The problem:
Go through the material below and copy all lines with "booster".

Raw data:
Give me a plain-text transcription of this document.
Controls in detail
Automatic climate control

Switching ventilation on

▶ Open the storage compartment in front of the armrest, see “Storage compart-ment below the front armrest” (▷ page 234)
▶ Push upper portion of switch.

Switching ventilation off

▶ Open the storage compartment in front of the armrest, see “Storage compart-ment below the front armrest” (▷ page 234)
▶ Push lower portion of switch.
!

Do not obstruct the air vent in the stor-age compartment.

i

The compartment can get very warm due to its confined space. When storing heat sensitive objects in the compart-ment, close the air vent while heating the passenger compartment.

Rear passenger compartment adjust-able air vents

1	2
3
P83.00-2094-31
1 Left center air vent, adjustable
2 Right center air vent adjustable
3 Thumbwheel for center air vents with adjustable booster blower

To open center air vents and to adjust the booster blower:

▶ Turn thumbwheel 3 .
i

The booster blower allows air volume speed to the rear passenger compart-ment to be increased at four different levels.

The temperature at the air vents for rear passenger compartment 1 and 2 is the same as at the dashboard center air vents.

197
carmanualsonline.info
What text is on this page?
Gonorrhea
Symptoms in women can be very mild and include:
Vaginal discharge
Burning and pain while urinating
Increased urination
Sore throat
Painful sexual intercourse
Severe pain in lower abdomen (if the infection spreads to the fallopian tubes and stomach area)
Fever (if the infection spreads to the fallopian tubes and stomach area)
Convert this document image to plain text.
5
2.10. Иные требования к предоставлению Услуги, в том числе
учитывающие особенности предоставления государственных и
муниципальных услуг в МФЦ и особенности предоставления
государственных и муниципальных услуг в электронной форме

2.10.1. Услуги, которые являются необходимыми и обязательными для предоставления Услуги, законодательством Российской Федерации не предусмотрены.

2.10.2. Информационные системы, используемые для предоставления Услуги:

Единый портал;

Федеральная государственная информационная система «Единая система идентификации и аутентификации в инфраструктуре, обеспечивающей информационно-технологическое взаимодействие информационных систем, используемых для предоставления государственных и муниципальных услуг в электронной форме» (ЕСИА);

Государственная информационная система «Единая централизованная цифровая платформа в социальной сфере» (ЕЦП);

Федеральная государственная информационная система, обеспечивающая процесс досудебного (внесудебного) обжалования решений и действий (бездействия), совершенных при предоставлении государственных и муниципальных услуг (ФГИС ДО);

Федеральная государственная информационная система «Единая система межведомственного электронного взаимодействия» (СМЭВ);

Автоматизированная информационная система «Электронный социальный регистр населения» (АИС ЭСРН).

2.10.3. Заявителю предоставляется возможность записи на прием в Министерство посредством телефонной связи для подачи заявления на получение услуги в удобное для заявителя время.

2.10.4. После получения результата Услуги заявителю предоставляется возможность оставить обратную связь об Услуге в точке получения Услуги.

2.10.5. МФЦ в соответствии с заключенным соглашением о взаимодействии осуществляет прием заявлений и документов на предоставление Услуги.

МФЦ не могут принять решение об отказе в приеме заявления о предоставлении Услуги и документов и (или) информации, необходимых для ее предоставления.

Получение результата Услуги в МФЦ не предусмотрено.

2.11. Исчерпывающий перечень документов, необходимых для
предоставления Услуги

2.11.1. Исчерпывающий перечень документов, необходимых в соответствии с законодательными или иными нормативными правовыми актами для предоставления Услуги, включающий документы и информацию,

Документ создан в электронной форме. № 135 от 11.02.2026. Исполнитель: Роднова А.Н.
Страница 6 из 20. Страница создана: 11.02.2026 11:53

Expected output:
3 Thumbwheel for center air vents with adjustable booster blower
To open center air vents and to adjust the booster blower:
The booster blower allows air volume speed to the rear passenger compart-ment to be increased at four different levels.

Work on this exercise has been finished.